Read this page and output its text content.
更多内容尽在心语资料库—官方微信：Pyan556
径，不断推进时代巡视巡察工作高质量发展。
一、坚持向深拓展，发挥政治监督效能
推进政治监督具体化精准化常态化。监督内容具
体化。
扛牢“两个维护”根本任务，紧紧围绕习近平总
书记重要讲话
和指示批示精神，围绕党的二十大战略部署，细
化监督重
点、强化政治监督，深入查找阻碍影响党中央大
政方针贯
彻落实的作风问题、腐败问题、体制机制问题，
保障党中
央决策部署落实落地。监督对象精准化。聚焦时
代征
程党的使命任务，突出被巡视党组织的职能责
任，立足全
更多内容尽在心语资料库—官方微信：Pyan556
........
*Set task*
Would you copy out each line exactly as written?

*Output*
Read this page and output its text content.
更多内容尽在心语资料库—官方微信：Pyan556
径，不断推进时代巡视巡察工作高质量发展。
一、坚持向深拓展，发挥政治监督效能
推进政治监督具体化精准化常态化。监督内容具
体化。
扛牢“两个维护”根本任务，紧紧围绕习近平总
书记重要讲话
和指示批示精神，围绕党的二十大战略部署，细
化监督重
点、强化政治监督，深入查找阻碍影响党中央大
政方针贯
彻落实的作风问题、腐败问题、体制机制问题，
保障党中
央决策部署落实落地。监督对象精准化。聚焦时
代征
程党的使命任务，突出被巡视党组织的职能责
任，立足全
更多内容尽在心语资料库—官方微信：Pyan556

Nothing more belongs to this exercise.